§ **Task statement**
A faithful transcription of all the data is required.

↓↓↓

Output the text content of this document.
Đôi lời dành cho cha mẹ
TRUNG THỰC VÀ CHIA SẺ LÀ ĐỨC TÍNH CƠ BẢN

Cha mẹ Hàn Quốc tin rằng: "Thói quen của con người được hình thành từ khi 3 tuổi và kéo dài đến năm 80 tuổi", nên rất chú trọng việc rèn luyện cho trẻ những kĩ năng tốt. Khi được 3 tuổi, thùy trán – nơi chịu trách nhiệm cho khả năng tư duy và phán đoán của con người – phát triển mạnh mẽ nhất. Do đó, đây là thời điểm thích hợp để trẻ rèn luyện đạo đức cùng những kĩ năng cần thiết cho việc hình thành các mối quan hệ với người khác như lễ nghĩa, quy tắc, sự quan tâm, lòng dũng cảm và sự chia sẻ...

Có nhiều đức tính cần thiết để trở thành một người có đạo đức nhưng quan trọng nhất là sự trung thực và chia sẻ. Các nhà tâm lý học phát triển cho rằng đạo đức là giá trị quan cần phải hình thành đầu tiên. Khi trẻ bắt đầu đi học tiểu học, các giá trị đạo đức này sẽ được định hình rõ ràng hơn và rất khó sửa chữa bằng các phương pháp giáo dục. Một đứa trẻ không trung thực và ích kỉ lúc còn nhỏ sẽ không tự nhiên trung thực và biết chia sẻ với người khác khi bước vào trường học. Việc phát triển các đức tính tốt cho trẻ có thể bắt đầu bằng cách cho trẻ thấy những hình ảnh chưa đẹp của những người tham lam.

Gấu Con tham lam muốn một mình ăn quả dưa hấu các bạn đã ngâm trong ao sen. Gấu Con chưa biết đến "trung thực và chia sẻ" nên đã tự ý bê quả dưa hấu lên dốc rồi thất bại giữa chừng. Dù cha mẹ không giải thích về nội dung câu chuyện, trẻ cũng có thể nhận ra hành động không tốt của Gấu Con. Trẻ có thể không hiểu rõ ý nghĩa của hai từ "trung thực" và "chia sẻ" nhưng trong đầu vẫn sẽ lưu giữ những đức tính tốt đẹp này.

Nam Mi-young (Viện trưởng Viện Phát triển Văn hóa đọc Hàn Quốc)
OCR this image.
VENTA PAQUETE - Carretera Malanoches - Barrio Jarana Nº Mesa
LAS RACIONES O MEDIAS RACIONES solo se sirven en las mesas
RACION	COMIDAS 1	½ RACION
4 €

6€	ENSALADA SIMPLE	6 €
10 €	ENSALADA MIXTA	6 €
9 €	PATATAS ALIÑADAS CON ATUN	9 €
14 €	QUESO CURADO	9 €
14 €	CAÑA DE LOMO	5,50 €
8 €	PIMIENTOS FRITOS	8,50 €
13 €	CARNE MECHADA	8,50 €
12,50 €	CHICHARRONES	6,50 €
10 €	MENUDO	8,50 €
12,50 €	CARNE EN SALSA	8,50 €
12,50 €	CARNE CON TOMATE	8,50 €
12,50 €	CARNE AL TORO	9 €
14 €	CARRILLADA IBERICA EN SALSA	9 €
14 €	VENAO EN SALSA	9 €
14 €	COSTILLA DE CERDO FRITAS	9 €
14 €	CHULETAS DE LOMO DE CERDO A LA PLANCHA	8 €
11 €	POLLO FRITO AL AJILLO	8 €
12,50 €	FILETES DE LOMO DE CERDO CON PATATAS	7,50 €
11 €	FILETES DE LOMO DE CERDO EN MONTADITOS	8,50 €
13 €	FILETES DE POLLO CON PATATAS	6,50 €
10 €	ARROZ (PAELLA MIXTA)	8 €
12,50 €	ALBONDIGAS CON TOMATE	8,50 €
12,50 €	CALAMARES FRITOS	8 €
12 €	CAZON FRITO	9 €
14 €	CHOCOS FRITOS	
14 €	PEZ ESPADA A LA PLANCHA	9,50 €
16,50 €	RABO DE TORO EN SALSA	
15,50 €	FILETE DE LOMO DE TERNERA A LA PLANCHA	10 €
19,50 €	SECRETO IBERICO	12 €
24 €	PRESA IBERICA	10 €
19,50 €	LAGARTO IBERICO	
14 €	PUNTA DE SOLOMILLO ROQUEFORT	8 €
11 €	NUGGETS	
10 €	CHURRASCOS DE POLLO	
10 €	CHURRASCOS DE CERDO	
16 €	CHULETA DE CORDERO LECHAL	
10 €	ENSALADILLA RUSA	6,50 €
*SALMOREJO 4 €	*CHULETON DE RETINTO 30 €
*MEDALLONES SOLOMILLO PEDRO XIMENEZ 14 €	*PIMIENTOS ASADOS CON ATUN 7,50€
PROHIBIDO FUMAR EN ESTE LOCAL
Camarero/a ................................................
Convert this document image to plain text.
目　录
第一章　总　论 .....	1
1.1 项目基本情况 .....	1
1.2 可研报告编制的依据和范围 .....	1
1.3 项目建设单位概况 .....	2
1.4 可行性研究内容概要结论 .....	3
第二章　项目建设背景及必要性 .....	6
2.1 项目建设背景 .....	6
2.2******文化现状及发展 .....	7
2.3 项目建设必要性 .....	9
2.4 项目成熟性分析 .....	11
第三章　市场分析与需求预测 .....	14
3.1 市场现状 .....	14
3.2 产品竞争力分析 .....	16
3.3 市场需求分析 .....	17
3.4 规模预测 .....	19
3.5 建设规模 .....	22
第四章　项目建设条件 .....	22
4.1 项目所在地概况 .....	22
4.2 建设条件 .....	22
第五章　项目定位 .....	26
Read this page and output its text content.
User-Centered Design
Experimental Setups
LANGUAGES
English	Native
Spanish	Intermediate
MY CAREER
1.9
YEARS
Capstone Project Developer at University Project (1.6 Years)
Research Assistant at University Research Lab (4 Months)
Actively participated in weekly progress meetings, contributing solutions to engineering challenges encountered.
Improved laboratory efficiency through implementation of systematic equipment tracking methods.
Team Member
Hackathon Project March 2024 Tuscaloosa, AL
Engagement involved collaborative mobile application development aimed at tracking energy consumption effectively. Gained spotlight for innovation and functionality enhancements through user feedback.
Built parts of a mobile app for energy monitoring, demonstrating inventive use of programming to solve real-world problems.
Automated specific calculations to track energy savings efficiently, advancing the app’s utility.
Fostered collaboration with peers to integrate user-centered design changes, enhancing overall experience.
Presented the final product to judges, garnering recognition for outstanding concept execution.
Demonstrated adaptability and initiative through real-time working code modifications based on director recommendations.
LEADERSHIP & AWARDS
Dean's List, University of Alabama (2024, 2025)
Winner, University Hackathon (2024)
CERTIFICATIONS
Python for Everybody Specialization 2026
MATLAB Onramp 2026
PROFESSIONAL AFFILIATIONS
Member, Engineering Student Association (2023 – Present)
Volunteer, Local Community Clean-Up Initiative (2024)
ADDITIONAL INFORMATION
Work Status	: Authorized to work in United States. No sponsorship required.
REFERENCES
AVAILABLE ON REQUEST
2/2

↑↑↑

§ **The reply**
Output the text content of this document.
Đôi lời dành cho cha mẹ
TRUNG THỰC VÀ CHIA SẺ LÀ ĐỨC TÍNH CƠ BẢN

Cha mẹ Hàn Quốc tin rằng: "Thói quen của con người được hình thành từ khi 3 tuổi và kéo dài đến năm 80 tuổi", nên rất chú trọng việc rèn luyện cho trẻ những kĩ năng tốt. Khi được 3 tuổi, thùy trán – nơi chịu trách nhiệm cho khả năng tư duy và phán đoán của con người – phát triển mạnh mẽ nhất. Do đó, đây là thời điểm thích hợp để trẻ rèn luyện đạo đức cùng những kĩ năng cần thiết cho việc hình thành các mối quan hệ với người khác như lễ nghĩa, quy tắc, sự quan tâm, lòng dũng cảm và sự chia sẻ...

Có nhiều đức tính cần thiết để trở thành một người có đạo đức nhưng quan trọng nhất là sự trung thực và chia sẻ. Các nhà tâm lý học phát triển cho rằng đạo đức là giá trị quan cần phải hình thành đầu tiên. Khi trẻ bắt đầu đi học tiểu học, các giá trị đạo đức này sẽ được định hình rõ ràng hơn và rất khó sửa chữa bằng các phương pháp giáo dục. Một đứa trẻ không trung thực và ích kỉ lúc còn nhỏ sẽ không tự nhiên trung thực và biết chia sẻ với người khác khi bước vào trường học. Việc phát triển các đức tính tốt cho trẻ có thể bắt đầu bằng cách cho trẻ thấy những hình ảnh chưa đẹp của những người tham lam.

Gấu Con tham lam muốn một mình ăn quả dưa hấu các bạn đã ngâm trong ao sen. Gấu Con chưa biết đến "trung thực và chia sẻ" nên đã tự ý bê quả dưa hấu lên dốc rồi thất bại giữa chừng. Dù cha mẹ không giải thích về nội dung câu chuyện, trẻ cũng có thể nhận ra hành động không tốt của Gấu Con. Trẻ có thể không hiểu rõ ý nghĩa của hai từ "trung thực" và "chia sẻ" nhưng trong đầu vẫn sẽ lưu giữ những đức tính tốt đẹp này.

Nam Mi-young (Viện trưởng Viện Phát triển Văn hóa đọc Hàn Quốc)
OCR this image.
VENTA PAQUETE - Carretera Malanoches - Barrio Jarana Nº Mesa
LAS RACIONES O MEDIAS RACIONES solo se sirven en las mesas
RACION	COMIDAS 1	½ RACION
4 €

6€	ENSALADA SIMPLE	6 €
10 €	ENSALADA MIXTA	6 €
9 €	PATATAS ALIÑADAS CON ATUN	9 €
14 €	QUESO CURADO	9 €
14 €	CAÑA DE LOMO	5,50 €
8 €	PIMIENTOS FRITOS	8,50 €
13 €	CARNE MECHADA	8,50 €
12,50 €	CHICHARRONES	6,50 €
10 €	MENUDO	8,50 €
12,50 €	CARNE EN SALSA	8,50 €
12,50 €	CARNE CON TOMATE	8,50 €
12,50 €	CARNE AL TORO	9 €
14 €	CARRILLADA IBERICA EN SALSA	9 €
14 €	VENAO EN SALSA	9 €
14 €	COSTILLA DE CERDO FRITAS	9 €
14 €	CHULETAS DE LOMO DE CERDO A LA PLANCHA	8 €
11 €	POLLO FRITO AL AJILLO	8 €
12,50 €	FILETES DE LOMO DE CERDO CON PATATAS	7,50 €
11 €	FILETES DE LOMO DE CERDO EN MONTADITOS	8,50 €
13 €	FILETES DE POLLO CON PATATAS	6,50 €
10 €	ARROZ (PAELLA MIXTA)	8 €
12,50 €	ALBONDIGAS CON TOMATE	8,50 €
12,50 €	CALAMARES FRITOS	8 €
12 €	CAZON FRITO	9 €
14 €	CHOCOS FRITOS	
14 €	PEZ ESPADA A LA PLANCHA	9,50 €
16,50 €	RABO DE TORO EN SALSA	
15,50 €	FILETE DE LOMO DE TERNERA A LA PLANCHA	10 €
19,50 €	SECRETO IBERICO	12 €
24 €	PRESA IBERICA	10 €
19,50 €	LAGARTO IBERICO	
14 €	PUNTA DE SOLOMILLO ROQUEFORT	8 €
11 €	NUGGETS	
10 €	CHURRASCOS DE POLLO	
10 €	CHURRASCOS DE CERDO	
16 €	CHULETA DE CORDERO LECHAL	
10 €	ENSALADILLA RUSA	6,50 €
*SALMOREJO 4 €	*CHULETON DE RETINTO 30 €
*MEDALLONES SOLOMILLO PEDRO XIMENEZ 14 €	*PIMIENTOS ASADOS CON ATUN 7,50€
PROHIBIDO FUMAR EN ESTE LOCAL
Camarero/a ................................................
Convert this document image to plain text.
目　录
第一章　总　论 .....	1
1.1 项目基本情况 .....	1
1.2 可研报告编制的依据和范围 .....	1
1.3 项目建设单位概况 .....	2
1.4 可行性研究内容概要结论 .....	3
第二章　项目建设背景及必要性 .....	6
2.1 项目建设背景 .....	6
2.2******文化现状及发展 .....	7
2.3 项目建设必要性 .....	9
2.4 项目成熟性分析 .....	11
第三章　市场分析与需求预测 .....	14
3.1 市场现状 .....	14
3.2 产品竞争力分析 .....	16
3.3 市场需求分析 .....	17
3.4 规模预测 .....	19
3.5 建设规模 .....	22
第四章　项目建设条件 .....	22
4.1 项目所在地概况 .....	22
4.2 建设条件 .....	22
第五章　项目定位 .....	26
Read this page and output its text content.
User-Centered Design
Experimental Setups
LANGUAGES
English	Native
Spanish	Intermediate
MY CAREER
1.9
YEARS
Capstone Project Developer at University Project (1.6 Years)
Research Assistant at University Research Lab (4 Months)
Actively participated in weekly progress meetings, contributing solutions to engineering challenges encountered.
Improved laboratory efficiency through implementation of systematic equipment tracking methods.
Team Member
Hackathon Project March 2024 Tuscaloosa, AL
Engagement involved collaborative mobile application development aimed at tracking energy consumption effectively. Gained spotlight for innovation and functionality enhancements through user feedback.
Built parts of a mobile app for energy monitoring, demonstrating inventive use of programming to solve real-world problems.
Automated specific calculations to track energy savings efficiently, advancing the app’s utility.
Fostered collaboration with peers to integrate user-centered design changes, enhancing overall experience.
Presented the final product to judges, garnering recognition for outstanding concept execution.
Demonstrated adaptability and initiative through real-time working code modifications based on director recommendations.
LEADERSHIP & AWARDS
Dean's List, University of Alabama (2024, 2025)
Winner, University Hackathon (2024)
CERTIFICATIONS
Python for Everybody Specialization 2026
MATLAB Onramp 2026
PROFESSIONAL AFFILIATIONS
Member, Engineering Student Association (2023 – Present)
Volunteer, Local Community Clean-Up Initiative (2024)
ADDITIONAL INFORMATION
Work Status	: Authorized to work in United States. No sponsorship required.
REFERENCES
AVAILABLE ON REQUEST
2/2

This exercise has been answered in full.